Start Data for processing

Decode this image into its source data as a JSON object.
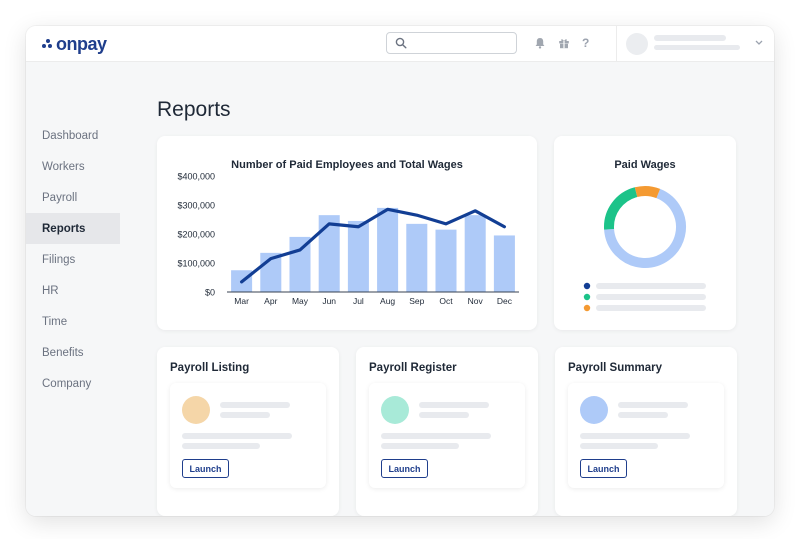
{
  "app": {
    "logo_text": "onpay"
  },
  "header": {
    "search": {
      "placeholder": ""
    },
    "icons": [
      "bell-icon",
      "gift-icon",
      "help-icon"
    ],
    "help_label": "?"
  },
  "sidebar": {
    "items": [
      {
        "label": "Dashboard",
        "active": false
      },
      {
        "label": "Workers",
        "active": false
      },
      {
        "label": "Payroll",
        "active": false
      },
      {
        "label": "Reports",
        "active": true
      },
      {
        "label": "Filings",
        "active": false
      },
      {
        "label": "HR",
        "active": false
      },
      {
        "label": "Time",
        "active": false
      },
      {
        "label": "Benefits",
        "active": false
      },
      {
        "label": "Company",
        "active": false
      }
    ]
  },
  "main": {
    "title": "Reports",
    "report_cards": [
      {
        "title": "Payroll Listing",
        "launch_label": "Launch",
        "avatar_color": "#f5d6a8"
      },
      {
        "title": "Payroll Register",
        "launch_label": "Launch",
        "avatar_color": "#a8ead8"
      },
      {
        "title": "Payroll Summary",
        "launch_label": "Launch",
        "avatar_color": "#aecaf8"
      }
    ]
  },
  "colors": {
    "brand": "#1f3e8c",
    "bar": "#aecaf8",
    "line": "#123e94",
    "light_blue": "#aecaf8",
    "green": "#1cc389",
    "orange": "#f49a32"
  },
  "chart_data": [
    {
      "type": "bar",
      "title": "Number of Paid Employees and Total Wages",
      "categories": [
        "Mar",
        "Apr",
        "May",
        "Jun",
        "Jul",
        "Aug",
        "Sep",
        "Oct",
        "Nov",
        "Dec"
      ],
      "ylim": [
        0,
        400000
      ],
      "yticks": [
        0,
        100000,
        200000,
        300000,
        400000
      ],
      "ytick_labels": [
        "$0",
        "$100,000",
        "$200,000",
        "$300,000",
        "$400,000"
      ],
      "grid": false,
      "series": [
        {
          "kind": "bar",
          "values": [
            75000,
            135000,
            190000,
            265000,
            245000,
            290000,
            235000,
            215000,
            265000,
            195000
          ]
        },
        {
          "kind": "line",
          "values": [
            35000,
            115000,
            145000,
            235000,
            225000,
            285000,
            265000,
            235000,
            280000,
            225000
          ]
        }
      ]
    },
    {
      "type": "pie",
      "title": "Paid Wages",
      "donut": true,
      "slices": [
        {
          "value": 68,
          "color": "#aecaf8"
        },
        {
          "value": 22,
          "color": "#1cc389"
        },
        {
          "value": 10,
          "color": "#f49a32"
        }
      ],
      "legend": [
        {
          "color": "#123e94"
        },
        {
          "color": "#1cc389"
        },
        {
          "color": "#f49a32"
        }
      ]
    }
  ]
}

End Data for processing

**Work required:** State the number of lines above that hold the string "Payroll", with nothing added.

**Expected output:** 4